### Task prompt
Transcribe each record exactly. Include every one.

:: Record extracts

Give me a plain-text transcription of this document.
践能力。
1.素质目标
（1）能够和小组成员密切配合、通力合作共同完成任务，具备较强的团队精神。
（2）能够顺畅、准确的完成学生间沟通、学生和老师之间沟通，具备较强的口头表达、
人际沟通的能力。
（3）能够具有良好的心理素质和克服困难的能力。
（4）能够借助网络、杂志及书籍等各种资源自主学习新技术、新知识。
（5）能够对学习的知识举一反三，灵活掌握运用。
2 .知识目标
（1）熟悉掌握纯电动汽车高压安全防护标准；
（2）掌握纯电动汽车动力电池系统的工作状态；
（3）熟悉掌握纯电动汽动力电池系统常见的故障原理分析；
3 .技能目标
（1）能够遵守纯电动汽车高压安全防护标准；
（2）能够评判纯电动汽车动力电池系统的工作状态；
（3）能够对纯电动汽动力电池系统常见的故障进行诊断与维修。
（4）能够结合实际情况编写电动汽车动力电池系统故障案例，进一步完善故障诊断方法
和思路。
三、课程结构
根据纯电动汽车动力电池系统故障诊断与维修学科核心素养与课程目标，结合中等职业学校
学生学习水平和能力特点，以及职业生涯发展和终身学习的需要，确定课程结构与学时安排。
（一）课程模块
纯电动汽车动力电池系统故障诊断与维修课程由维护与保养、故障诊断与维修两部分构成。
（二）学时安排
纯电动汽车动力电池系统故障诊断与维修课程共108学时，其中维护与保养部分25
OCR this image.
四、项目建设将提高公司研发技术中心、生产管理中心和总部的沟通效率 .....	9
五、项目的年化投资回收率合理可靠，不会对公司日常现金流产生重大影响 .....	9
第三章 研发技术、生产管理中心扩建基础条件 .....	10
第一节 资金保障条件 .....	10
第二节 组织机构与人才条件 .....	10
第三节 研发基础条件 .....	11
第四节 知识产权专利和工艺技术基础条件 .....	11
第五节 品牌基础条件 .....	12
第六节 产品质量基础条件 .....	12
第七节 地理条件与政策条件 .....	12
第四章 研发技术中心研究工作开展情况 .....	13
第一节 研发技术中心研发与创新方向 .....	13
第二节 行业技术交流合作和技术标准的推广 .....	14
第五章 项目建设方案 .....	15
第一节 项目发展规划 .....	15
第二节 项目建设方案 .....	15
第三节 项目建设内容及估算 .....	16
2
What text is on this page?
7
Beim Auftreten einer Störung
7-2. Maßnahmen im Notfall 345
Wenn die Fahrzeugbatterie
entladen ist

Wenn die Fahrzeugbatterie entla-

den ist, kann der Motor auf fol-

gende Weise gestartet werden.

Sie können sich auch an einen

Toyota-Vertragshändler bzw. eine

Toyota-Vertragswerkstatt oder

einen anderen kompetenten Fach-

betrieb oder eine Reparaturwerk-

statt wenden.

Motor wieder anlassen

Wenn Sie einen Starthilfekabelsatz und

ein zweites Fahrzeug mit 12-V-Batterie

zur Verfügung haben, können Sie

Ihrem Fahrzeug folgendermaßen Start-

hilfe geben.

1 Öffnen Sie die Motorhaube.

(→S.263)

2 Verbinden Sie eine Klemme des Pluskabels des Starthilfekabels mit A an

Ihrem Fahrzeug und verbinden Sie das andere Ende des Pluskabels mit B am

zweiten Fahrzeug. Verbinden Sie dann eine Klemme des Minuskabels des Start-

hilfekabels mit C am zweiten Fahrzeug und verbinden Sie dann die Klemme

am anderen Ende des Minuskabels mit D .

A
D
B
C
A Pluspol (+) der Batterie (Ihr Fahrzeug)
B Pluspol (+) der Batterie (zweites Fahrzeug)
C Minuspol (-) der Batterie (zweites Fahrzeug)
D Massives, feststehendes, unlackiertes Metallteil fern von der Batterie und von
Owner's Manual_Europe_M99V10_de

::::

### Response to this task
Give me a plain-text transcription of this document.
践能力。
1.素质目标
（1）能够和小组成员密切配合、通力合作共同完成任务，具备较强的团队精神。
（2）能够顺畅、准确的完成学生间沟通、学生和老师之间沟通，具备较强的口头表达、
人际沟通的能力。
（3）能够具有良好的心理素质和克服困难的能力。
（4）能够借助网络、杂志及书籍等各种资源自主学习新技术、新知识。
（5）能够对学习的知识举一反三，灵活掌握运用。
2 .知识目标
（1）熟悉掌握纯电动汽车高压安全防护标准；
（2）掌握纯电动汽车动力电池系统的工作状态；
（3）熟悉掌握纯电动汽动力电池系统常见的故障原理分析；
3 .技能目标
（1）能够遵守纯电动汽车高压安全防护标准；
（2）能够评判纯电动汽车动力电池系统的工作状态；
（3）能够对纯电动汽动力电池系统常见的故障进行诊断与维修。
（4）能够结合实际情况编写电动汽车动力电池系统故障案例，进一步完善故障诊断方法
和思路。
三、课程结构
根据纯电动汽车动力电池系统故障诊断与维修学科核心素养与课程目标，结合中等职业学校
学生学习水平和能力特点，以及职业生涯发展和终身学习的需要，确定课程结构与学时安排。
（一）课程模块
纯电动汽车动力电池系统故障诊断与维修课程由维护与保养、故障诊断与维修两部分构成。
（二）学时安排
纯电动汽车动力电池系统故障诊断与维修课程共108学时，其中维护与保养部分25
OCR this image.
四、项目建设将提高公司研发技术中心、生产管理中心和总部的沟通效率 .....	9
五、项目的年化投资回收率合理可靠，不会对公司日常现金流产生重大影响 .....	9
第三章 研发技术、生产管理中心扩建基础条件 .....	10
第一节 资金保障条件 .....	10
第二节 组织机构与人才条件 .....	10
第三节 研发基础条件 .....	11
第四节 知识产权专利和工艺技术基础条件 .....	11
第五节 品牌基础条件 .....	12
第六节 产品质量基础条件 .....	12
第七节 地理条件与政策条件 .....	12
第四章 研发技术中心研究工作开展情况 .....	13
第一节 研发技术中心研发与创新方向 .....	13
第二节 行业技术交流合作和技术标准的推广 .....	14
第五章 项目建设方案 .....	15
第一节 项目发展规划 .....	15
第二节 项目建设方案 .....	15
第三节 项目建设内容及估算 .....	16
2
What text is on this page?
7
Beim Auftreten einer Störung
7-2. Maßnahmen im Notfall 345
Wenn die Fahrzeugbatterie
entladen ist

Wenn die Fahrzeugbatterie entla-

den ist, kann der Motor auf fol-

gende Weise gestartet werden.

Sie können sich auch an einen

Toyota-Vertragshändler bzw. eine

Toyota-Vertragswerkstatt oder

einen anderen kompetenten Fach-

betrieb oder eine Reparaturwerk-

statt wenden.

Motor wieder anlassen

Wenn Sie einen Starthilfekabelsatz und

ein zweites Fahrzeug mit 12-V-Batterie

zur Verfügung haben, können Sie

Ihrem Fahrzeug folgendermaßen Start-

hilfe geben.

1 Öffnen Sie die Motorhaube.

(→S.263)

2 Verbinden Sie eine Klemme des Pluskabels des Starthilfekabels mit A an

Ihrem Fahrzeug und verbinden Sie das andere Ende des Pluskabels mit B am

zweiten Fahrzeug. Verbinden Sie dann eine Klemme des Minuskabels des Start-

hilfekabels mit C am zweiten Fahrzeug und verbinden Sie dann die Klemme

am anderen Ende des Minuskabels mit D .

A
D
B
C
A Pluspol (+) der Batterie (Ihr Fahrzeug)
B Pluspol (+) der Batterie (zweites Fahrzeug)
C Minuspol (-) der Batterie (zweites Fahrzeug)
D Massives, feststehendes, unlackiertes Metallteil fern von der Batterie und von
Owner's Manual_Europe_M99V10_de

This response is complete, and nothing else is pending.